# DESCRIPTION OF THE TASK:
In the data below, find every line that has the string "高畫質電視音訊", and copy it.

- - -

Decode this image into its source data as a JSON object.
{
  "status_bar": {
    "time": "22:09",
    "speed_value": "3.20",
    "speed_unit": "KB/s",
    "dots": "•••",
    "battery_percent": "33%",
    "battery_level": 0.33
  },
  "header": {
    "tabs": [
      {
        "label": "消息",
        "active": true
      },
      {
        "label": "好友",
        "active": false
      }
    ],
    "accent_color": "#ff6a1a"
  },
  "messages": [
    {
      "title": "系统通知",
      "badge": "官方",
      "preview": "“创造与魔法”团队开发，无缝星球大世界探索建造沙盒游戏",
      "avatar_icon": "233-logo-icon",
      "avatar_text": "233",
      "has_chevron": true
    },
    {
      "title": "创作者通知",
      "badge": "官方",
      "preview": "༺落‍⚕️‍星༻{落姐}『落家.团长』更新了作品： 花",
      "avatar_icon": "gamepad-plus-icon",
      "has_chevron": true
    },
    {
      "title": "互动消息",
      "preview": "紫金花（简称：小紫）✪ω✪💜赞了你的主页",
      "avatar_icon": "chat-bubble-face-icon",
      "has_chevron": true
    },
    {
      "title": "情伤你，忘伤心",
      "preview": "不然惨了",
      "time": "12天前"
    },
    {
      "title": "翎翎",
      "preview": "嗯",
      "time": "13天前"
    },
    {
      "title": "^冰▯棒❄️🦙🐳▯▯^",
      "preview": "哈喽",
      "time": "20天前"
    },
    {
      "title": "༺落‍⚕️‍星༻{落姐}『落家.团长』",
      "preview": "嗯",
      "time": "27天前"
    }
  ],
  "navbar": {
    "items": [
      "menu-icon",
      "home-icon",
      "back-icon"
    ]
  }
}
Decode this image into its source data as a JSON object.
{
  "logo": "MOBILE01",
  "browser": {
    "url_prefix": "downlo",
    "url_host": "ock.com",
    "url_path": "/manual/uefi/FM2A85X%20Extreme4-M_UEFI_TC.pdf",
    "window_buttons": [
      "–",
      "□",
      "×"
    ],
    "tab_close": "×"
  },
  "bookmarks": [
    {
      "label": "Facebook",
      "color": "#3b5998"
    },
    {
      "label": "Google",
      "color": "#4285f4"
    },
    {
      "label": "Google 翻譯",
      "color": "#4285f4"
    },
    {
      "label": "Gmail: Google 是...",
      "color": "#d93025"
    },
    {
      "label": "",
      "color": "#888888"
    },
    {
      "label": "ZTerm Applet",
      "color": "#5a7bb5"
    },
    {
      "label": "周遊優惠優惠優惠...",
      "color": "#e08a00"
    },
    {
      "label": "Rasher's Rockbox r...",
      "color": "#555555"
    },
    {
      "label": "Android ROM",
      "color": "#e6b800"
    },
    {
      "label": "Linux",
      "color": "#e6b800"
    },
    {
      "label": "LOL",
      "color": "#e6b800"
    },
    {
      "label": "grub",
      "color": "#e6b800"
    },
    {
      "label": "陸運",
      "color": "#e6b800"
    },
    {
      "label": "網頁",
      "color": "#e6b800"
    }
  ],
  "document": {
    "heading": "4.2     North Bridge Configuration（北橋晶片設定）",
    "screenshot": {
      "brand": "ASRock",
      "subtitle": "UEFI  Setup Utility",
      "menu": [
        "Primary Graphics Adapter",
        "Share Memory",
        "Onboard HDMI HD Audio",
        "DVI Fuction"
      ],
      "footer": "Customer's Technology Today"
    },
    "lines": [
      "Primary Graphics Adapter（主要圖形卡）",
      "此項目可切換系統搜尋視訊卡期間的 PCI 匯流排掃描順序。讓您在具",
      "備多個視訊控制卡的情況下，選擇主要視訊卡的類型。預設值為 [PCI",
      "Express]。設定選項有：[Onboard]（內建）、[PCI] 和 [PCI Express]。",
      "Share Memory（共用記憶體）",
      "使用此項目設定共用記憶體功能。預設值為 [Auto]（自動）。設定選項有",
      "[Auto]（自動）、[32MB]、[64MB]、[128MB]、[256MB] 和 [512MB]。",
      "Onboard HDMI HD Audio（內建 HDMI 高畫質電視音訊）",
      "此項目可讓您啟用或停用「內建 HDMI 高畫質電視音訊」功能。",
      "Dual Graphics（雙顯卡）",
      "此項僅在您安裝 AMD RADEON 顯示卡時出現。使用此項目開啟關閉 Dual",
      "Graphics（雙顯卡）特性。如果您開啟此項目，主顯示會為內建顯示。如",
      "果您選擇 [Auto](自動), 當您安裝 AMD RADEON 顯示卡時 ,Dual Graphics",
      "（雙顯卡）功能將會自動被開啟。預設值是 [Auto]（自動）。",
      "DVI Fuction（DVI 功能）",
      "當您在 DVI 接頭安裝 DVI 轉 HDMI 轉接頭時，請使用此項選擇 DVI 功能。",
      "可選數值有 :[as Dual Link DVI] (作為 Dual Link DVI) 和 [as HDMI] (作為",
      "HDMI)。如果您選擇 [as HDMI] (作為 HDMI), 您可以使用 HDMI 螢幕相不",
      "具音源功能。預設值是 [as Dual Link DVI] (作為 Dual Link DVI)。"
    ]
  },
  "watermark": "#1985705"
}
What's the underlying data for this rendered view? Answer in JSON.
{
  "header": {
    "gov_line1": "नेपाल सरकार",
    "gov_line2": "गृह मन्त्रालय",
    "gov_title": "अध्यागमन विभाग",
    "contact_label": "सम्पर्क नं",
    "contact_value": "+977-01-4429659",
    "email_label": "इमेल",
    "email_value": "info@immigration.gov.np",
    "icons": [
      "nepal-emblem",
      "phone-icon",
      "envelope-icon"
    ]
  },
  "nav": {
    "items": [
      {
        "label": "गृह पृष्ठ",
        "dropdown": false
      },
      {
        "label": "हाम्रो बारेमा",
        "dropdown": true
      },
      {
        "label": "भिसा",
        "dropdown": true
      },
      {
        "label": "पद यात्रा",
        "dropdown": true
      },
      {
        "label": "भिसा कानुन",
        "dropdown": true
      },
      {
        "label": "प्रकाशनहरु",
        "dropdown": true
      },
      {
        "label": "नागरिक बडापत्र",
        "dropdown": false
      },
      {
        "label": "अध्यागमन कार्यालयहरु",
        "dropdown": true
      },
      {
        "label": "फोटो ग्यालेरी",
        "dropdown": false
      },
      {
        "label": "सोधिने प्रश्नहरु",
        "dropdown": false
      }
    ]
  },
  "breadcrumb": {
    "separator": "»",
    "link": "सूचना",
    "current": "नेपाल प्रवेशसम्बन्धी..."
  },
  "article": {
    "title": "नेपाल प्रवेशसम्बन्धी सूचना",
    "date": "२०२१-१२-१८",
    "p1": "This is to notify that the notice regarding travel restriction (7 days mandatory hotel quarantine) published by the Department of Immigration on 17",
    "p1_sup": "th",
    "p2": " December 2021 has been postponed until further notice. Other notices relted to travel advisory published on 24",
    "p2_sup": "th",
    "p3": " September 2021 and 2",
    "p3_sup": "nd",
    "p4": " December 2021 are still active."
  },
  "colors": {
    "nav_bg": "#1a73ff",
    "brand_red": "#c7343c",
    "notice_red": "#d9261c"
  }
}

- - -

# WRITTEN SOLUTION:
      "Onboard HDMI HD Audio（內建 HDMI 高畫質電視音訊）",
      "此項目可讓您啟用或停用「內建 HDMI 高畫質電視音訊」功能。",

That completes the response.